══ Quellenauszug ══
"Braucht Architektur eine Frauenquote?"
Ja! 65%
Nein! 35%
(for the English Version please scroll down)
Kürzlich hat der Vorsitzende der Pritzker-Preis-Jury 2013 Lord Peter Palumbo im Namen der Jury eine über 18.000 Stimmen starke Online-Petition zurückgewiesen, nachträglich Denise Scott Browns Anteil an Robert Venturis Werk zu würdigen. Man könne Juryentscheidungen nicht rückwirkend ändern. Scott Brown hatte sich zuvor selbst kritisch darüber geäußert, daß 1991 ihr Partner Robert Venturi allein mit dem Preis ausgezeichnet wurde. Auch wenn ihre Äußerung in Richtung der Würdigung von Teamwork abzielte, scheint die Ehrung an den Frauen vorbeigereicht zu werden. 2012 wurde der Pritzker Preisträger Wang Shu gekürt - ohne seine Partnerin Lu Wenyu. Nicht, daß die Teilnahmebedingungen des Preises unverhandelbar währen: 2010 wurde mit der Verleihung des „Nobel-Preises der Architektur“ an Kazuyo Sejima und Ryue Nishizawa bereits zum zweiten Mal eine Ausnahme gemacht und nicht nur eine Einzelperson geehrt - jedoch genoss Kazuyo Sejima bereits größere Bekanntheit als ihr männlicher Partner.
═══
══ Datensätze zur Übung ══
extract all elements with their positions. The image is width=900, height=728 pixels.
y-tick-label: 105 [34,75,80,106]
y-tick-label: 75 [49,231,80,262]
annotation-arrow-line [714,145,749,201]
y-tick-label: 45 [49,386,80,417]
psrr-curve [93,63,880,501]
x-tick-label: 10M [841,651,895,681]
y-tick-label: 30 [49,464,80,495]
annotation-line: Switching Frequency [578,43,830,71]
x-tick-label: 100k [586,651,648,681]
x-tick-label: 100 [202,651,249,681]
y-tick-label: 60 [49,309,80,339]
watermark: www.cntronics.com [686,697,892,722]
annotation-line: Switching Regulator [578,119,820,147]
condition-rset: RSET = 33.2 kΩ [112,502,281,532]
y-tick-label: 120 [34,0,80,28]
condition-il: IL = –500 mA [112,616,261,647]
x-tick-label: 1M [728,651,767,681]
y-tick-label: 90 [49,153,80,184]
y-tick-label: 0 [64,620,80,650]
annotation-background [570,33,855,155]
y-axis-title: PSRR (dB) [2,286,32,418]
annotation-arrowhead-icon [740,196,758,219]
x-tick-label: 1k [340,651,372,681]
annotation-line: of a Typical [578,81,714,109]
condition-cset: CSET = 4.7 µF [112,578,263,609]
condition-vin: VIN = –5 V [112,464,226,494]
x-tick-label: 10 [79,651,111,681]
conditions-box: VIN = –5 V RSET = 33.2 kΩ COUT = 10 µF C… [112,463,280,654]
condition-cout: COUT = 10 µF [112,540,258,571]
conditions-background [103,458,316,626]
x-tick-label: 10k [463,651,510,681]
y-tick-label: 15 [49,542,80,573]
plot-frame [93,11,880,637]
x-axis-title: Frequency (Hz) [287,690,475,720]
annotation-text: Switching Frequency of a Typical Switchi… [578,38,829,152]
═══
Aufgabenstellung A: Entnimm den Datensätzen jede Zeile, in der die Zeichenfolge „background“ vorkommt.
Aufgabenstellung B: Führe den Auszug über den Pritzker-Preis und die Würdigung von Architektinnen im Anschluss an seinen letzten Satz fort.

Schriftliche Antwort A:
annotation-background [570,33,855,155]
conditions-background [103,458,316,626]

Schriftliche Antwort B:
Sei es Legos Produktlinie für Mädchen oder das generische Femininum an Universitäten – die Fragen, wie und ob man der Gleichstellung von Männern und Frauen gerecht werden kann, löst aktuell im Netz im Bezug auf diverse Lebensbereiche leidenschaftlich Diskussionen aus, an denen sich auch Architektinnen und Architekten beteiligen. Letztendlich geht es dabei um die Chancengleichheit von Frauen in ihrer beruflichen Verwirklichung. Abgesehen von den geringen weiblichen Besetzungen haben Frauen einen durchschnittlichen Stundenlohn, der 22% unter dem ihrer Kollegen liegt. Ähnlich verhält es sich beim Gehalt von Architektinnen. (lt. Analyse der Gehaltsstruktur der angestellten Mitglieder der Architektenkammern der Länder Baden-Württemberg, Niedersachsen und Nordrhein-Westfalen). Dabei haben in den letzten Jahren mehr Frauen als Männer das Architekturstudium abgeschlossen (Quelle: Destatis). In der Berufspraxis dreht sich dieses Verhältnis dann um. Nur 28,5 % der 105.408 in der Bundesarchitektenkammer registrierten Hochbauarchitekten sind weibliche Mitglieder. Darüberhinaus liegt der Frauenanteil der Freischaffenden unter einem Viertel. An den Hochschulen machen die weiblichen Stellenbesetzungen bei Professuren in den Ingenieurswissenschaften gerade mal 9% aus (Destatis). Und auch was die Berufsständische Vertretung angeht, sieht es mit zwei Frauen unter 16 Präsidenten der Länderkammern ebenfalls mau aus.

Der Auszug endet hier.